■ Instruction ■
Pull out every line from the listing that has the word "into".

■ Entries shown ■
BEGIN

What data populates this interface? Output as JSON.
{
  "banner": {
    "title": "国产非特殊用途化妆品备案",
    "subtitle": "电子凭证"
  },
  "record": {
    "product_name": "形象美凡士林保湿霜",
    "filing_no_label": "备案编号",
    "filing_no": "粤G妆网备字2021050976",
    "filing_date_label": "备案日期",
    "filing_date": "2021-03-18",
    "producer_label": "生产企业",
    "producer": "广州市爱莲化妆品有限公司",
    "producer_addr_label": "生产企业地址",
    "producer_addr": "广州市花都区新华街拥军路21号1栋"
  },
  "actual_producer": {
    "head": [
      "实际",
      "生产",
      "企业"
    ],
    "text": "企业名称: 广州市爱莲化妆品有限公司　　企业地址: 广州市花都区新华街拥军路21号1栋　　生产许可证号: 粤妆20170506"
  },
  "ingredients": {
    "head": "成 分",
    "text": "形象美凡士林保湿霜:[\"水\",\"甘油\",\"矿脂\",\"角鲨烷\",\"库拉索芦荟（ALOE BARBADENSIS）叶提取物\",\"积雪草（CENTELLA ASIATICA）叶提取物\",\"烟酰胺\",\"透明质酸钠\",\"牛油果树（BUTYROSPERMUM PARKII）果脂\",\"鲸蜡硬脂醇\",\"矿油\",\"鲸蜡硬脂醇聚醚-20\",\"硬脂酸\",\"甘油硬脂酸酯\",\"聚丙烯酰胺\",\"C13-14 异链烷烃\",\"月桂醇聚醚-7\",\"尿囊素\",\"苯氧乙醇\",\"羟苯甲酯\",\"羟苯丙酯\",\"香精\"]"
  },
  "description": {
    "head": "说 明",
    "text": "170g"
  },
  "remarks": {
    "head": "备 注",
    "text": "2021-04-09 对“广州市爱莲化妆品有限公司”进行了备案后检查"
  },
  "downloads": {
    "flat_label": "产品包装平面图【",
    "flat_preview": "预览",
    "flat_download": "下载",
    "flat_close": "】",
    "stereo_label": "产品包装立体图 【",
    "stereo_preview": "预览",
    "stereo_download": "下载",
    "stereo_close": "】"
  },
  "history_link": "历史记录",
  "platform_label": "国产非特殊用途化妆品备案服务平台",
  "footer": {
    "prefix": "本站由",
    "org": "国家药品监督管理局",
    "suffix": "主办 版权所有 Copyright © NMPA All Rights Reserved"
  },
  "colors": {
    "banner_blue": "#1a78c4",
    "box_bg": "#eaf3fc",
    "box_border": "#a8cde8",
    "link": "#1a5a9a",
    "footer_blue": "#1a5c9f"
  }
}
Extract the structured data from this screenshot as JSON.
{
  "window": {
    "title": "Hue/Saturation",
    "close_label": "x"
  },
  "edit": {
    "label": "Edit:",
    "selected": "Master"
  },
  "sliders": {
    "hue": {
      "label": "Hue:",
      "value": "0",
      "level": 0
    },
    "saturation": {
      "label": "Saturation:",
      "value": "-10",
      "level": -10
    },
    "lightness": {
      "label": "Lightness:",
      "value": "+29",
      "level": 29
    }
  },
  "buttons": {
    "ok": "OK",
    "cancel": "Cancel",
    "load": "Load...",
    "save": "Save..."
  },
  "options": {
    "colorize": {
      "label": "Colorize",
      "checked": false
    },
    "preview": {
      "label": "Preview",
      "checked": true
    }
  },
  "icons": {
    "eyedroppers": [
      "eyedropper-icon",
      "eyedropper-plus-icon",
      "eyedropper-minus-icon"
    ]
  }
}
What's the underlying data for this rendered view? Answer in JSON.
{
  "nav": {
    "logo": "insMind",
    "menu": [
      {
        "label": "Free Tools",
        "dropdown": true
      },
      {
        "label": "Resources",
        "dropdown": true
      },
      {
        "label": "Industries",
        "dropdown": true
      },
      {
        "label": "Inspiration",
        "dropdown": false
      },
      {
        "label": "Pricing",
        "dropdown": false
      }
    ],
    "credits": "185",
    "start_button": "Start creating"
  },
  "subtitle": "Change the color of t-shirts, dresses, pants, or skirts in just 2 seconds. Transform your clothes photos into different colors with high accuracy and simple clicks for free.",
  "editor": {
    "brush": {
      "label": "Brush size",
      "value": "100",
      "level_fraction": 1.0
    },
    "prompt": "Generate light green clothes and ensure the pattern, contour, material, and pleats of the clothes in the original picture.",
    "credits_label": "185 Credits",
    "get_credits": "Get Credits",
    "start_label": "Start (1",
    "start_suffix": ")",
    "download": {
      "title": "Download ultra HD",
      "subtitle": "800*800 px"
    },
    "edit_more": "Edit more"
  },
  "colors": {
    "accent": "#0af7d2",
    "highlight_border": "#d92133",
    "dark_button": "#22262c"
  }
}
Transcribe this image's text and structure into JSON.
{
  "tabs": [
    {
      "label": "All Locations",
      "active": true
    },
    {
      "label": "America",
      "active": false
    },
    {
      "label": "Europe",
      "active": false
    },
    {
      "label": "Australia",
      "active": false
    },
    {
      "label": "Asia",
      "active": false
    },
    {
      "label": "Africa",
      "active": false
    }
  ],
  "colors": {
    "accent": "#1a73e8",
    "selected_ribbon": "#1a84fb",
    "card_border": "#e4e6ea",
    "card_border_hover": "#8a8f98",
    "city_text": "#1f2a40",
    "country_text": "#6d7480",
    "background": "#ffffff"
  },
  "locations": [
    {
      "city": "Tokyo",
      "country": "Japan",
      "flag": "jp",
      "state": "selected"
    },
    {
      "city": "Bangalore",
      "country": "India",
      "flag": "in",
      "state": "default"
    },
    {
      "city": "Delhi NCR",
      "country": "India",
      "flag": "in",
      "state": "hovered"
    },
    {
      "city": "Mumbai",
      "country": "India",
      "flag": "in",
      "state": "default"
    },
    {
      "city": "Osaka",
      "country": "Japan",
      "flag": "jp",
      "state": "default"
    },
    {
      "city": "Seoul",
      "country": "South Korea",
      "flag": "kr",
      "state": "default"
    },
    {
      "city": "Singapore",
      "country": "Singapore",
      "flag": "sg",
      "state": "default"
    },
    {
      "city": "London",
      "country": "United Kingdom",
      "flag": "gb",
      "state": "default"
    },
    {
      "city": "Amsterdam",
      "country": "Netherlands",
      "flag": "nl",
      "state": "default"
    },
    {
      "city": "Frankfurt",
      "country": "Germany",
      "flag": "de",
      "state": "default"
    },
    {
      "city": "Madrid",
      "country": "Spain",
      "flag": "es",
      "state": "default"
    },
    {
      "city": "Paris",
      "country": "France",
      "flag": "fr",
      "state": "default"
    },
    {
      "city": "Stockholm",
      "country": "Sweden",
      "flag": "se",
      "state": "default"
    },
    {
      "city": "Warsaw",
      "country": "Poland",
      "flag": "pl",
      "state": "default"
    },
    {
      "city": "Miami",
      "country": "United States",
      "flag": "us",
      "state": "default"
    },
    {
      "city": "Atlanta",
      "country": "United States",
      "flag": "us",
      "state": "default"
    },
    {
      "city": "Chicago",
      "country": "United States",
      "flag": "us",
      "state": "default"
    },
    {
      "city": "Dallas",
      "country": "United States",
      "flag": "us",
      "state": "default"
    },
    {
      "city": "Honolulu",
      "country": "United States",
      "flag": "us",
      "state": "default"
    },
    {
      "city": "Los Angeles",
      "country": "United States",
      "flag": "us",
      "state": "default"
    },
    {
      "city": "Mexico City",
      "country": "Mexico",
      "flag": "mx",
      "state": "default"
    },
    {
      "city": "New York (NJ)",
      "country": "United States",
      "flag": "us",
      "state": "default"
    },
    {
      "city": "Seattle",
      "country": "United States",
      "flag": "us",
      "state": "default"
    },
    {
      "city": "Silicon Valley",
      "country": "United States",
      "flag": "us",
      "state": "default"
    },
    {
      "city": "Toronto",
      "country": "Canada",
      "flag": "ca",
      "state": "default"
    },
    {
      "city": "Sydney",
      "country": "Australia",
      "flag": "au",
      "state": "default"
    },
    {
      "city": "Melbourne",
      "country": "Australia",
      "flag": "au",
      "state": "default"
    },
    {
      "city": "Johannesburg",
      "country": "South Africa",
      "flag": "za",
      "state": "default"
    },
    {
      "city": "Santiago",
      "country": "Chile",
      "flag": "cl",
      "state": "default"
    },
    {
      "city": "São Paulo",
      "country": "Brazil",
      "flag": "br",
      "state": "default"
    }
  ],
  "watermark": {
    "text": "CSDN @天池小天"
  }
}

END

■ Full response ■
  "subtitle": "Change the color of t-shirts, dresses, pants, or skirts in just 2 seconds. Transform your clothes photos into different colors with high accuracy and simple clicks for free.",
Transcribe this image's text and structure into JSON.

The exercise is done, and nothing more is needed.